▶ _YOUR OBJECTIVE_:
Can you pull out, character for character, the stretch of the data from its first line through the line containing "material-1-heading: 材料1： xyxy=(145,294,206,313)"?

▶ _RECORD EXTRACTS_:
******
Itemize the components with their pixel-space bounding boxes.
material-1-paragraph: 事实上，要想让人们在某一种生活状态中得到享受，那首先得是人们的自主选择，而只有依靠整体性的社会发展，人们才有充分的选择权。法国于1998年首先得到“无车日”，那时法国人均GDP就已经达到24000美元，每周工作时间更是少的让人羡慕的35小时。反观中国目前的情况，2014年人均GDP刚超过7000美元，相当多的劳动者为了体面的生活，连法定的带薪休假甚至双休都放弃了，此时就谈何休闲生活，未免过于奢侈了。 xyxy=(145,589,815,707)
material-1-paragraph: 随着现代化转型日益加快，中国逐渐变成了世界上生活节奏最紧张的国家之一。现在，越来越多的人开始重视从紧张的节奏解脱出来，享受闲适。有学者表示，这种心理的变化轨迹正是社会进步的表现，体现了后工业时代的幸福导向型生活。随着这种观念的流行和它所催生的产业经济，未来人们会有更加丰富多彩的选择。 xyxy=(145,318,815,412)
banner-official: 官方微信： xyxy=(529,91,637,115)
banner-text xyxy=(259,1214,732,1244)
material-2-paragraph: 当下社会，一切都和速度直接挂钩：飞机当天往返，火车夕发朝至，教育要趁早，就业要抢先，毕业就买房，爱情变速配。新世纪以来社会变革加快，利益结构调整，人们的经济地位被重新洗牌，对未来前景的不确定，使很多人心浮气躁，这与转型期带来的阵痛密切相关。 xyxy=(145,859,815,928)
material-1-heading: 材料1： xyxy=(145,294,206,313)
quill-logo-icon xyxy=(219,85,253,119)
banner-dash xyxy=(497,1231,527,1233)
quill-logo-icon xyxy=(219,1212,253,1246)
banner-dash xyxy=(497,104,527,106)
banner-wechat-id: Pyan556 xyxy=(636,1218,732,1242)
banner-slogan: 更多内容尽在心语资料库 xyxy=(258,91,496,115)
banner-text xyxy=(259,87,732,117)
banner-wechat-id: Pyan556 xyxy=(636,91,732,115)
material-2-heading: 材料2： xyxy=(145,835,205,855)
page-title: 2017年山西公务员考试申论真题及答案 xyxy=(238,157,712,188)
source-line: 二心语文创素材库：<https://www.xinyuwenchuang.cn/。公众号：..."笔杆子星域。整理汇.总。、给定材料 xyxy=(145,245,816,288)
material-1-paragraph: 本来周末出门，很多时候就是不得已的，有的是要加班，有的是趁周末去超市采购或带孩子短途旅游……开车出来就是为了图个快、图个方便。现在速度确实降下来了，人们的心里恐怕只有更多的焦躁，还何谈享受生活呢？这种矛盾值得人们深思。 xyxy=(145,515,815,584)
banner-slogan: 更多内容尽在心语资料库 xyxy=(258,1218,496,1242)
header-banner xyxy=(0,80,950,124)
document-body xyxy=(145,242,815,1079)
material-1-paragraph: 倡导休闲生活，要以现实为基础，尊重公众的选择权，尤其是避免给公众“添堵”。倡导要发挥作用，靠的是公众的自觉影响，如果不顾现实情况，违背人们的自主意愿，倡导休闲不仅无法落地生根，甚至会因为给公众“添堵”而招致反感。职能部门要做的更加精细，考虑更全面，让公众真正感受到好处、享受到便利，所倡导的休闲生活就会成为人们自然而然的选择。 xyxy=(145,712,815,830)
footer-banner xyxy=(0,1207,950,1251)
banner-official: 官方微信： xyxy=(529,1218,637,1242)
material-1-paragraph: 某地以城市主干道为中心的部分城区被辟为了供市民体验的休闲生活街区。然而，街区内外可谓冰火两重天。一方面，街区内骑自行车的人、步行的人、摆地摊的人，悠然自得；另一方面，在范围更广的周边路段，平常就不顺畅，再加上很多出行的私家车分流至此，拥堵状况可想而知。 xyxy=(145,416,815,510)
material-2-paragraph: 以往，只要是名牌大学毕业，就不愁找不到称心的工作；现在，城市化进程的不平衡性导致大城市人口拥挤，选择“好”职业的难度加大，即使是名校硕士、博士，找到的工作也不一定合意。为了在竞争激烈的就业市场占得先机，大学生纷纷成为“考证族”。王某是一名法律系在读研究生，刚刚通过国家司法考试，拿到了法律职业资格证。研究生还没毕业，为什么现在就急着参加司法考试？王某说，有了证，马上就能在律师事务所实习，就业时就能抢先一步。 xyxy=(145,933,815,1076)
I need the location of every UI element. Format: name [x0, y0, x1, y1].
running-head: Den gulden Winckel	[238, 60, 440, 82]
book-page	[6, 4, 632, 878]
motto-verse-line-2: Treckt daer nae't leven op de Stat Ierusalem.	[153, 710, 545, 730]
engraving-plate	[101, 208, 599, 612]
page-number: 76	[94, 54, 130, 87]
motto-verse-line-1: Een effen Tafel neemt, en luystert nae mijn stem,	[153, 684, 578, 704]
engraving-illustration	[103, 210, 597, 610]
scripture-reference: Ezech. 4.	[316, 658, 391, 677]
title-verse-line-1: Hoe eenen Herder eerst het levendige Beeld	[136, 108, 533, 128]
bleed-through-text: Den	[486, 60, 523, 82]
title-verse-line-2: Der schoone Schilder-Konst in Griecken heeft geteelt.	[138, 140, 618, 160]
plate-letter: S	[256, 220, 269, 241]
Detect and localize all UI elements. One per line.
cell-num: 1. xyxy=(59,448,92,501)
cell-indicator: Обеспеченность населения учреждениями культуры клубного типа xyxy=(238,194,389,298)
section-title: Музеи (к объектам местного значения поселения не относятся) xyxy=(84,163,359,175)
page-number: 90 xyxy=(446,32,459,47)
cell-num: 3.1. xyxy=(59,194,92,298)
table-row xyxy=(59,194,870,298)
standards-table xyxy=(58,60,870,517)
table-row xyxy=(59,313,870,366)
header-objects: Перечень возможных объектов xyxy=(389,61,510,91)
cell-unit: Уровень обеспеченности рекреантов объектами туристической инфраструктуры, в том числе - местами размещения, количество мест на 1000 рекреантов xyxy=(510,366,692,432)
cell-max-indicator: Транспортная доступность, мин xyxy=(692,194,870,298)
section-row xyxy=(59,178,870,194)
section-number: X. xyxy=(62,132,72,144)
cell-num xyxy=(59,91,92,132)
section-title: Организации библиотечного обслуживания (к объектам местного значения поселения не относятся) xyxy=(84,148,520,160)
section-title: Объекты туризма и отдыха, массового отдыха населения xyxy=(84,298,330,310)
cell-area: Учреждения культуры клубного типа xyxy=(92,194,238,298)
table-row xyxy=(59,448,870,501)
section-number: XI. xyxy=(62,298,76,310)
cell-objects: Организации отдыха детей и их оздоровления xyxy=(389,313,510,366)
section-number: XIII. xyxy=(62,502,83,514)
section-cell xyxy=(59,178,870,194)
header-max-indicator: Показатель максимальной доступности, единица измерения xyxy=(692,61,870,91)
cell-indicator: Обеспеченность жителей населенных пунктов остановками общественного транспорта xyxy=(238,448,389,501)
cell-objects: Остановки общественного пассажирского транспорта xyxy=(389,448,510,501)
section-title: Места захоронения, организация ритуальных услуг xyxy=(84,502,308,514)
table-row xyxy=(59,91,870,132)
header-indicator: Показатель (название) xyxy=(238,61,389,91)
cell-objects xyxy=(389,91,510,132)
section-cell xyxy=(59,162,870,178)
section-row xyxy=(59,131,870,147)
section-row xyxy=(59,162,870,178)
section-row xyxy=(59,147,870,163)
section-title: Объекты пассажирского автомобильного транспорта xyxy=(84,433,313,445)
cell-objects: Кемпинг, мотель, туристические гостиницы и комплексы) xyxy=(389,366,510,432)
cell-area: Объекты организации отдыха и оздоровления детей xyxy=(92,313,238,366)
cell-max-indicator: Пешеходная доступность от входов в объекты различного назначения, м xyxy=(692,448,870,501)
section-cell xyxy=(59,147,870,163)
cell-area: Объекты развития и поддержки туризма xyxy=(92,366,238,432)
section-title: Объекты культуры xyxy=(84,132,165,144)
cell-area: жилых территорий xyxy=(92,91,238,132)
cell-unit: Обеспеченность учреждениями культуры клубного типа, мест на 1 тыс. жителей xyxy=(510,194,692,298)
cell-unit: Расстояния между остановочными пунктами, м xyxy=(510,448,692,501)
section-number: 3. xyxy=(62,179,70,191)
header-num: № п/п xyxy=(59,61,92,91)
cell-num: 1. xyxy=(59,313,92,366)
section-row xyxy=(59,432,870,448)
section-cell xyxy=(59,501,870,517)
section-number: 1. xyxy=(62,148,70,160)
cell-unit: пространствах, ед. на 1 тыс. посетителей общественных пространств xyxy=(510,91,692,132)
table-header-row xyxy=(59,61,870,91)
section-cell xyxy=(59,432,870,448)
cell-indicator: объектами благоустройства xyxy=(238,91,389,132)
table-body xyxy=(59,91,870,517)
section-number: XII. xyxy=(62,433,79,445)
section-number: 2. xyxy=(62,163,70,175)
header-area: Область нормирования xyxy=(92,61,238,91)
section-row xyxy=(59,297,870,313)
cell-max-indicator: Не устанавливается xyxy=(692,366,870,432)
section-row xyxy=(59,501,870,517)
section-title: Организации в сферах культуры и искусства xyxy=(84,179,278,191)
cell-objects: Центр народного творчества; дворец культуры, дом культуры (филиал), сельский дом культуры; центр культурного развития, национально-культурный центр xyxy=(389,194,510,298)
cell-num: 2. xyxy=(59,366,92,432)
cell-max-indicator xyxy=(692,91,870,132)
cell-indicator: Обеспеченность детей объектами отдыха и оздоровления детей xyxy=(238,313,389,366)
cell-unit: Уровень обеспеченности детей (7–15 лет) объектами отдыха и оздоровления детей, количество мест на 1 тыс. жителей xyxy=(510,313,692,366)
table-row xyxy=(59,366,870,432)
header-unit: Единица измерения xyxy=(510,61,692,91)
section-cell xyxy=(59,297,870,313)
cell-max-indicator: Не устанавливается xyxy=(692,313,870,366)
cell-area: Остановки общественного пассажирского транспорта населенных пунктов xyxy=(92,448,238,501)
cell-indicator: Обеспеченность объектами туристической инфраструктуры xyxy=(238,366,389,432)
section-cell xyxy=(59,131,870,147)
******
▶ _THE RESPONSE_:
Itemize the components with their pixel-space bounding boxes.
material-1-paragraph: 事实上，要想让人们在某一种生活状态中得到享受，那首先得是人们的自主选择，而只有依靠整体性的社会发展，人们才有充分的选择权。法国于1998年首先得到“无车日”，那时法国人均GDP就已经达到24000美元，每周工作时间更是少的让人羡慕的35小时。反观中国目前的情况，2014年人均GDP刚超过7000美元，相当多的劳动者为了体面的生活，连法定的带薪休假甚至双休都放弃了，此时就谈何休闲生活，未免过于奢侈了。 xyxy=(145,589,815,707)
material-1-paragraph: 随着现代化转型日益加快，中国逐渐变成了世界上生活节奏最紧张的国家之一。现在，越来越多的人开始重视从紧张的节奏解脱出来，享受闲适。有学者表示，这种心理的变化轨迹正是社会进步的表现，体现了后工业时代的幸福导向型生活。随着这种观念的流行和它所催生的产业经济，未来人们会有更加丰富多彩的选择。 xyxy=(145,318,815,412)
banner-official: 官方微信： xyxy=(529,91,637,115)
banner-text xyxy=(259,1214,732,1244)
material-2-paragraph: 当下社会，一切都和速度直接挂钩：飞机当天往返，火车夕发朝至，教育要趁早，就业要抢先，毕业就买房，爱情变速配。新世纪以来社会变革加快，利益结构调整，人们的经济地位被重新洗牌，对未来前景的不确定，使很多人心浮气躁，这与转型期带来的阵痛密切相关。 xyxy=(145,859,815,928)
material-1-heading: 材料1： xyxy=(145,294,206,313)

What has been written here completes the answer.